*TASK DETAILS:*
Copy nothing but the text: reproduce each line of the listing exactly and leave the pictures out.

───── SUPPLIED MATERIAL

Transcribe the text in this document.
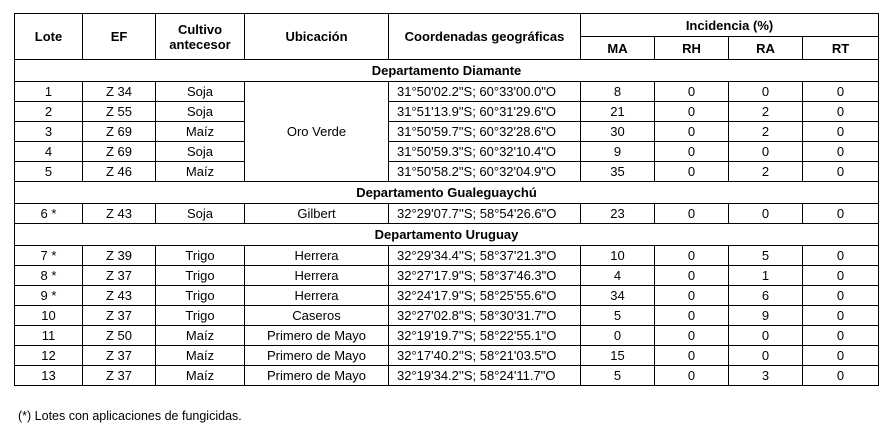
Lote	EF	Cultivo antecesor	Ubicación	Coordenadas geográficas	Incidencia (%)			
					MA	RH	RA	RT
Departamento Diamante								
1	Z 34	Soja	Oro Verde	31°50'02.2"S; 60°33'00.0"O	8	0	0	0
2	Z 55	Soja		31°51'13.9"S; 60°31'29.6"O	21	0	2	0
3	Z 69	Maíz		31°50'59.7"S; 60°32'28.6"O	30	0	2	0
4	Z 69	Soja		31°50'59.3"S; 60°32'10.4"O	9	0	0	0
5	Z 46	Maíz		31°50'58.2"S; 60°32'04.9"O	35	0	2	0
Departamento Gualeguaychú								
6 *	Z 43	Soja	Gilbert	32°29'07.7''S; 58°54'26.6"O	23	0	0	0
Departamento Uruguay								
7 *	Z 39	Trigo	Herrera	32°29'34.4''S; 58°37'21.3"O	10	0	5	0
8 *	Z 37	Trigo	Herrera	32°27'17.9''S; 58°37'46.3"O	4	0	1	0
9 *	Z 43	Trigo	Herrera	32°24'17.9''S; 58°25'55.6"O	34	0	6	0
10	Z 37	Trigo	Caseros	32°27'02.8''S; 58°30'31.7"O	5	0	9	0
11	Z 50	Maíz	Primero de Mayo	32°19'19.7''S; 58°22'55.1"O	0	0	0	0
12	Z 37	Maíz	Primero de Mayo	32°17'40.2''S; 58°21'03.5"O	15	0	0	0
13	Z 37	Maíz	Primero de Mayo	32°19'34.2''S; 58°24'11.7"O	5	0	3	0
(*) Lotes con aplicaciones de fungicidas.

──────────

*RESPONSE:*
Transcribe the text in this document.
Lote	EF	Cultivo antecesor	Ubicación	Coordenadas geográficas	Incidencia (%)			
					MA	RH	RA	RT
Departamento Diamante								
1	Z 34	Soja	Oro Verde	31°50'02.2"S; 60°33'00.0"O	8	0	0	0
2	Z 55	Soja		31°51'13.9"S; 60°31'29.6"O	21	0	2	0
3	Z 69	Maíz		31°50'59.7"S; 60°32'28.6"O	30	0	2	0
4	Z 69	Soja		31°50'59.3"S; 60°32'10.4"O	9	0	0	0
5	Z 46	Maíz		31°50'58.2"S; 60°32'04.9"O	35	0	2	0
Departamento Gualeguaychú								
6 *	Z 43	Soja	Gilbert	32°29'07.7''S; 58°54'26.6"O	23	0	0	0
Departamento Uruguay								
7 *	Z 39	Trigo	Herrera	32°29'34.4''S; 58°37'21.3"O	10	0	5	0
8 *	Z 37	Trigo	Herrera	32°27'17.9''S; 58°37'46.3"O	4	0	1	0
9 *	Z 43	Trigo	Herrera	32°24'17.9''S; 58°25'55.6"O	34	0	6	0
10	Z 37	Trigo	Caseros	32°27'02.8''S; 58°30'31.7"O	5	0	9	0
11	Z 50	Maíz	Primero de Mayo	32°19'19.7''S; 58°22'55.1"O	0	0	0	0
12	Z 37	Maíz	Primero de Mayo	32°17'40.2''S; 58°21'03.5"O	15	0	0	0
13	Z 37	Maíz	Primero de Mayo	32°19'34.2''S; 58°24'11.7"O	5	0	3	0
(*) Lotes con aplicaciones de fungicidas.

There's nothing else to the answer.